Give a count of the lines below that have the string "hard" in them, with no other words.

Part of a data file:
'''

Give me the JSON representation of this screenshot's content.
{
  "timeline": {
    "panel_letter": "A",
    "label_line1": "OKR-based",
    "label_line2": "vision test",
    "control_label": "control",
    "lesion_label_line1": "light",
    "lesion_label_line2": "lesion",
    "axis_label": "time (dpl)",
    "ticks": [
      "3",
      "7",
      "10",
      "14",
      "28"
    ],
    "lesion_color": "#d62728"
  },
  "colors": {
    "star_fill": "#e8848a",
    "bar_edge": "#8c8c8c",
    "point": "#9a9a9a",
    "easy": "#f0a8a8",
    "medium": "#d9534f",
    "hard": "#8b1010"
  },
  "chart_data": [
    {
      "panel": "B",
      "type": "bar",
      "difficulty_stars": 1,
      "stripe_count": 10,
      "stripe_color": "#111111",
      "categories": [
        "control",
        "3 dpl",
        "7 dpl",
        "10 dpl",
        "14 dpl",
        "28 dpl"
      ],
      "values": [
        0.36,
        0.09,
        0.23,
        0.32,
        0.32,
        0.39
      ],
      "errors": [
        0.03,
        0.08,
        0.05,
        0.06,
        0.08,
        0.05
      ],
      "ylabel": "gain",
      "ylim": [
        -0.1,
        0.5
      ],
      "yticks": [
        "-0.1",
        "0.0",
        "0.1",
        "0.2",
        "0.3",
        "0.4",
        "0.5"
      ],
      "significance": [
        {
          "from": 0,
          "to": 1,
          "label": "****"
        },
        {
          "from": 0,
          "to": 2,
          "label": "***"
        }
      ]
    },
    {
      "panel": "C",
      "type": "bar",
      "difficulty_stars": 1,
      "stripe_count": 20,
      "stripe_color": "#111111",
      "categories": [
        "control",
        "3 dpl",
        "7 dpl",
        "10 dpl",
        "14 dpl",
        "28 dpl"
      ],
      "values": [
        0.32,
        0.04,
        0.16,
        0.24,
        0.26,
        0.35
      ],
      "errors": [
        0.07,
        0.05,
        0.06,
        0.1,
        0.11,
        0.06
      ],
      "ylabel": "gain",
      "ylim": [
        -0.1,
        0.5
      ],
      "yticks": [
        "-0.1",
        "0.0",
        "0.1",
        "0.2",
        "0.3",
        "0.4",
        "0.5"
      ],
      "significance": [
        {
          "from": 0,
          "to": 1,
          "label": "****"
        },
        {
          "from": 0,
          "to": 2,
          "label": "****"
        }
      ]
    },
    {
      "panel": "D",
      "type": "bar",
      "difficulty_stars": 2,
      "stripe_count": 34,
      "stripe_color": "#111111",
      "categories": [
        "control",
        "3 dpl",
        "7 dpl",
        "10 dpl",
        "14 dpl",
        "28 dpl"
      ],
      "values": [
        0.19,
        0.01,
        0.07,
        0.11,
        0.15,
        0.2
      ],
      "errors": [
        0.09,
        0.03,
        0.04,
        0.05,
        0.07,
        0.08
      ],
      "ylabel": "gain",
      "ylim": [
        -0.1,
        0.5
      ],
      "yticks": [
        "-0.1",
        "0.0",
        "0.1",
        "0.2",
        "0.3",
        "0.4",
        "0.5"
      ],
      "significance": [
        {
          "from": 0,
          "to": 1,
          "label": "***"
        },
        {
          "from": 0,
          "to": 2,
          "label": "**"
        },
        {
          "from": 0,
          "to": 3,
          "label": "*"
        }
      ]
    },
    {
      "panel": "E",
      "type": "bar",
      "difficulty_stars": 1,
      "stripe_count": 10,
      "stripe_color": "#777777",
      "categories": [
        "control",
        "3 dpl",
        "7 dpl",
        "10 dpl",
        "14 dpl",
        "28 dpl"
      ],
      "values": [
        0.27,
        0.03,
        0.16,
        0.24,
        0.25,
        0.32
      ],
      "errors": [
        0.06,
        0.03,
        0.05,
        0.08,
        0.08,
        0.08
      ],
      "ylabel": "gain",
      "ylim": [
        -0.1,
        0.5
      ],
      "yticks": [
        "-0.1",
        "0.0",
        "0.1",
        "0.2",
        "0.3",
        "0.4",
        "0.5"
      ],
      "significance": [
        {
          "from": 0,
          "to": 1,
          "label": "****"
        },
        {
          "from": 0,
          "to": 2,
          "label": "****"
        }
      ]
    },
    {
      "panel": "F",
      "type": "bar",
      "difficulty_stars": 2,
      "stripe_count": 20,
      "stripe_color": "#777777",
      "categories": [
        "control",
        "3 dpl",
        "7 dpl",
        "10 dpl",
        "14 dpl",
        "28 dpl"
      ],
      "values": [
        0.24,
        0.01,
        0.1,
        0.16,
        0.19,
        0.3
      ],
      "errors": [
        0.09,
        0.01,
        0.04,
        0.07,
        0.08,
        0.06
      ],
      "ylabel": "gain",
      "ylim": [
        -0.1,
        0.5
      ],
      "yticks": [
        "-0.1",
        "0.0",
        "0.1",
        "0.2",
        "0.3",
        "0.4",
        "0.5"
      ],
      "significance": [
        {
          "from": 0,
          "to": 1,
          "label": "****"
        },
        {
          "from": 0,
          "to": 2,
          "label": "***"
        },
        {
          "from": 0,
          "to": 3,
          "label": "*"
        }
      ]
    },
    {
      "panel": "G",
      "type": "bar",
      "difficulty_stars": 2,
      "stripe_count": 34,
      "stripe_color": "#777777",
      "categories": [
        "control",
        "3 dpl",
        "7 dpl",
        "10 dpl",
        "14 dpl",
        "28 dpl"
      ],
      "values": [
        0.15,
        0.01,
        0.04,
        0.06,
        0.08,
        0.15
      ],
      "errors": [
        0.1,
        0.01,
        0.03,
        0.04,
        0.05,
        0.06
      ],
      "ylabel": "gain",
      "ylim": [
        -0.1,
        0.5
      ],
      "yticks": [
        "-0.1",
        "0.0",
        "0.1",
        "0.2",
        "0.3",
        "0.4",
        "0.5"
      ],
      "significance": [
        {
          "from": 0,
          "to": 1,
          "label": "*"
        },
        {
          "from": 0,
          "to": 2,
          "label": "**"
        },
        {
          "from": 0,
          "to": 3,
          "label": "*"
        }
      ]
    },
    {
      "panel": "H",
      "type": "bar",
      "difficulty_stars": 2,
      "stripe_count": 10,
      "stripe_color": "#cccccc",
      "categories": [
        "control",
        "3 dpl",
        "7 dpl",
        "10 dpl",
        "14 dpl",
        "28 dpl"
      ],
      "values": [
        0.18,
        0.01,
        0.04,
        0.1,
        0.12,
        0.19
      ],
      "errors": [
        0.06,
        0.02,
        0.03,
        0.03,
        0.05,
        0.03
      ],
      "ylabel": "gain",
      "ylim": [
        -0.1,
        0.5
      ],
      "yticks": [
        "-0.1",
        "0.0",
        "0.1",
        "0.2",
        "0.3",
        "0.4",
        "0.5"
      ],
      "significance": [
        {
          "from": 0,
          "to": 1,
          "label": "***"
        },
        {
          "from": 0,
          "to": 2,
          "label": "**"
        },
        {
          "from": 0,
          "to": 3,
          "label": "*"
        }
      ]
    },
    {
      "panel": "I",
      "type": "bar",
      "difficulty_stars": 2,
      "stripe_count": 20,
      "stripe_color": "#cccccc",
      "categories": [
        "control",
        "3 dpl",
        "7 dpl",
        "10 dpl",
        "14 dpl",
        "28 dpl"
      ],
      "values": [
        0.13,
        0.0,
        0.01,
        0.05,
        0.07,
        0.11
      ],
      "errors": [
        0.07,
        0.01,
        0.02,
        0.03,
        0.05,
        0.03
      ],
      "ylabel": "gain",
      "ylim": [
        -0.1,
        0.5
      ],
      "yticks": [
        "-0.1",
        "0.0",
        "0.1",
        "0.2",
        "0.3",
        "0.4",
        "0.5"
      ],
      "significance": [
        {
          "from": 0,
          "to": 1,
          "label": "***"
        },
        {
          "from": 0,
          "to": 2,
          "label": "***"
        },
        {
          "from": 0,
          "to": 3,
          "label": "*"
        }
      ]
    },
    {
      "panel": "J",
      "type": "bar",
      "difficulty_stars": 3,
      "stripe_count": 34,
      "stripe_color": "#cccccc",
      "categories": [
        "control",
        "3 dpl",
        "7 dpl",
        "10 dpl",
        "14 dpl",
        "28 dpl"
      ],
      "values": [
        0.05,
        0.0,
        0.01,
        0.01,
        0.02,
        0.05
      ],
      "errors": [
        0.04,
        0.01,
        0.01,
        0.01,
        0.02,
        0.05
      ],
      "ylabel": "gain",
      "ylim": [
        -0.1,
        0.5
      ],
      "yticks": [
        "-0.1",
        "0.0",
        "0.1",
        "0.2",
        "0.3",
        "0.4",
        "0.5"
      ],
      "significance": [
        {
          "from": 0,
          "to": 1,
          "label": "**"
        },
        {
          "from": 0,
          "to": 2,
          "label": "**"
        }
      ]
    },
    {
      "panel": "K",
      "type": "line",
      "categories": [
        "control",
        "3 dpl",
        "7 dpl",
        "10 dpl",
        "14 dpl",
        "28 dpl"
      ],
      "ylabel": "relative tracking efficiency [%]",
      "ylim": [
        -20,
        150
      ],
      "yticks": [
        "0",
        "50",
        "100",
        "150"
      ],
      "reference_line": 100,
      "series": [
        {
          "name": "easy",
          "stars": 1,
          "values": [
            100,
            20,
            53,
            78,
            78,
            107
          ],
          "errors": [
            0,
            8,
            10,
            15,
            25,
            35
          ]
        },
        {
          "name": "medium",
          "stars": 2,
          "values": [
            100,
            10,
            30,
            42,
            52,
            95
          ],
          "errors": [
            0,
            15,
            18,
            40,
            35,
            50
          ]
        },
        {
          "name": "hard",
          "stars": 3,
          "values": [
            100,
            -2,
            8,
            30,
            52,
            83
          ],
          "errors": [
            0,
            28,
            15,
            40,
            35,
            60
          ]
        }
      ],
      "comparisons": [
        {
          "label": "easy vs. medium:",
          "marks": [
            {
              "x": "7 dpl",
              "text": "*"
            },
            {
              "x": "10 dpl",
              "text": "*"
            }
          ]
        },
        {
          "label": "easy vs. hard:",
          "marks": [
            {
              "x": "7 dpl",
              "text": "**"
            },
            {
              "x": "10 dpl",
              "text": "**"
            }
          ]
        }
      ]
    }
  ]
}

'''

> **Task result**
3